═══ Information provided

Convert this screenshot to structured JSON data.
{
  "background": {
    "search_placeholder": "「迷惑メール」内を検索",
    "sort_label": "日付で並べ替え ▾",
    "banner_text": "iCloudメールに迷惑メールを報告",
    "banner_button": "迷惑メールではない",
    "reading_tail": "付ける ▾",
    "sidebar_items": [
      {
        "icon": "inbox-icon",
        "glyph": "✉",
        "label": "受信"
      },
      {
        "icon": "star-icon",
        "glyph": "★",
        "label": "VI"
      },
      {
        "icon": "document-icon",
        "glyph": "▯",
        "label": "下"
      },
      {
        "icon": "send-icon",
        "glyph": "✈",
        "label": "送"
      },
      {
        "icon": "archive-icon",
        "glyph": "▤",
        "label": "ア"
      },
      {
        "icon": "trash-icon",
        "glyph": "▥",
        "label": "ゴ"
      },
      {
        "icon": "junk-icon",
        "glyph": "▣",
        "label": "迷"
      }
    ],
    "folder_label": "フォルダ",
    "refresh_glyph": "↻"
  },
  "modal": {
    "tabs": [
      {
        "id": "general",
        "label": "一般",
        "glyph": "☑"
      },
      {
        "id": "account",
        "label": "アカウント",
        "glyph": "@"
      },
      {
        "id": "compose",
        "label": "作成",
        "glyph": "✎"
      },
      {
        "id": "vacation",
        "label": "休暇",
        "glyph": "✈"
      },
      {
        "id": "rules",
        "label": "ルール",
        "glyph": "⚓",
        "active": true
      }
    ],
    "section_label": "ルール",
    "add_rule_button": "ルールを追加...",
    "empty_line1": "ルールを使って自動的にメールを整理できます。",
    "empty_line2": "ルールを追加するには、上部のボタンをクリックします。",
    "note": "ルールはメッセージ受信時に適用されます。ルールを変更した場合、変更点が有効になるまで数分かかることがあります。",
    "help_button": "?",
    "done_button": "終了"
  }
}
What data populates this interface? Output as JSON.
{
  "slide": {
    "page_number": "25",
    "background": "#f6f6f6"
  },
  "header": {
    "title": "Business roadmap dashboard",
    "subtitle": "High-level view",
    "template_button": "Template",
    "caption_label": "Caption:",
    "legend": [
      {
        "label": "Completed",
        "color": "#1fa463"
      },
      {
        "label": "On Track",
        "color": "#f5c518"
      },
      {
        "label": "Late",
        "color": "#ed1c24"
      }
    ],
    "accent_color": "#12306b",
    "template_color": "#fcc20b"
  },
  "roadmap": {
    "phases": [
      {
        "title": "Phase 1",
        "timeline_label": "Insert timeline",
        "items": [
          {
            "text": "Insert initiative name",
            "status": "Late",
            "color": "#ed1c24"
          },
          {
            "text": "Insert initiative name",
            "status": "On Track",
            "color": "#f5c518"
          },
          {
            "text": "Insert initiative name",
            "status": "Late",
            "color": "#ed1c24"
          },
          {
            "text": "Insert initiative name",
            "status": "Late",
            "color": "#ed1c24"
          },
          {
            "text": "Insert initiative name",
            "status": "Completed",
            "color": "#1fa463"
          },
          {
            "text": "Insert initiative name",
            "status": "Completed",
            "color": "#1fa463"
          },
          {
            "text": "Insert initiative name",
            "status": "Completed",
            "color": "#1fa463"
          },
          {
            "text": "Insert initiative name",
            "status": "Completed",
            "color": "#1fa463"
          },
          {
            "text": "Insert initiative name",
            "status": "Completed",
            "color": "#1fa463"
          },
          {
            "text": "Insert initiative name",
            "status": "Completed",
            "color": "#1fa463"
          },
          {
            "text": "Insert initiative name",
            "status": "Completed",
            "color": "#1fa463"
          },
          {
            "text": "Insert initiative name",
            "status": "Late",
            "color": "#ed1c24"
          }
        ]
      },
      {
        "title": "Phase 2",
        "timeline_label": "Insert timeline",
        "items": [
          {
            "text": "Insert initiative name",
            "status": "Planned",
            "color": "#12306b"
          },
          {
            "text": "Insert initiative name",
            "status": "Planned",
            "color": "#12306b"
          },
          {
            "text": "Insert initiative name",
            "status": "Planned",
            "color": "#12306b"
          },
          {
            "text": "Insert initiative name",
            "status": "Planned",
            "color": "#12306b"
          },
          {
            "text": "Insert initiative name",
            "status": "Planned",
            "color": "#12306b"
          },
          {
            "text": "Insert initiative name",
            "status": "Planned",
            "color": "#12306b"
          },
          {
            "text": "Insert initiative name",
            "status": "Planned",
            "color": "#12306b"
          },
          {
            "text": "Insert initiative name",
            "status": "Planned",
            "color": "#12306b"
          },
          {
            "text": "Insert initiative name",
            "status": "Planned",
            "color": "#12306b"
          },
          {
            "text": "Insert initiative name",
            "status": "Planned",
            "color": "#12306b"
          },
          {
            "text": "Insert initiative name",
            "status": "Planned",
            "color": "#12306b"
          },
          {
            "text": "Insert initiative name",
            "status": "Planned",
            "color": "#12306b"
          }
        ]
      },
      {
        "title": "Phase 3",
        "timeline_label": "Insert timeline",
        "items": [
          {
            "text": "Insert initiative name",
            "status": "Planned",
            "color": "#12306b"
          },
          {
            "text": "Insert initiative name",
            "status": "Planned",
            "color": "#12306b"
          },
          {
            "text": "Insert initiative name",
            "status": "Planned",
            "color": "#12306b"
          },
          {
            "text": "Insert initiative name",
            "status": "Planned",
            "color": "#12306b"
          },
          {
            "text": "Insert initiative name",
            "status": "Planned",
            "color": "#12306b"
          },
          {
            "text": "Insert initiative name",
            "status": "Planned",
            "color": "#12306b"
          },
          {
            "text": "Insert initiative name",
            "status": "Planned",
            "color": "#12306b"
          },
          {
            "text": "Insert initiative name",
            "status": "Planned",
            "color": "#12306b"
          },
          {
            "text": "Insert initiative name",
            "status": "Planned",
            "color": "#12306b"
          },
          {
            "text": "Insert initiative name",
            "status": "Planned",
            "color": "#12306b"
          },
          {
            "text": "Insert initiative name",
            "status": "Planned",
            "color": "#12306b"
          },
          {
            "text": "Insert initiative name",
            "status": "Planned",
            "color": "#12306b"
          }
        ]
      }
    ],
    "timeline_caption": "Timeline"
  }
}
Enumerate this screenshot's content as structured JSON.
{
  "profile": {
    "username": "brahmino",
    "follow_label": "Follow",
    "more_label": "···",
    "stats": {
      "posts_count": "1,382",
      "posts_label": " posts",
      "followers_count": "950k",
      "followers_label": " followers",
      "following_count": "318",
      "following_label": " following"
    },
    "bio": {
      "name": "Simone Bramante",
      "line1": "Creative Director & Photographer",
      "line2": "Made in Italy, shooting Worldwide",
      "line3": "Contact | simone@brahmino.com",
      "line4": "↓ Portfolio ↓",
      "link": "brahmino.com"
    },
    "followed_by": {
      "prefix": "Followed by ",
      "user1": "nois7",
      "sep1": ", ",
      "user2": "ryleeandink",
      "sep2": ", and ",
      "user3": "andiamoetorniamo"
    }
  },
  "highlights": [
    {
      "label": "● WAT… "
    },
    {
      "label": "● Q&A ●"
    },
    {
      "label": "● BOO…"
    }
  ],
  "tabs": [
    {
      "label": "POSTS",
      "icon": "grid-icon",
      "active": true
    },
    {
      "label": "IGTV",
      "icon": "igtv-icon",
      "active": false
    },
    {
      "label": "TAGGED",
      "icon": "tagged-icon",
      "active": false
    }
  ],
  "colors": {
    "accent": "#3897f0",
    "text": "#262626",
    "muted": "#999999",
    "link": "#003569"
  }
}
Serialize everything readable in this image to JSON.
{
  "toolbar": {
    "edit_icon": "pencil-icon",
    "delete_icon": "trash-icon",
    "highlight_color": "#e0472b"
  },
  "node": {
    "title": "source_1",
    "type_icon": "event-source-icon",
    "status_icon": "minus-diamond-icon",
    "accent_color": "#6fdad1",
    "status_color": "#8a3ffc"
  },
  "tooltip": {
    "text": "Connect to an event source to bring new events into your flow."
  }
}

══════

• _Problem details_: Determine how many lines of the entries above carry the string "active", and give that number alone.

• _Response_: 4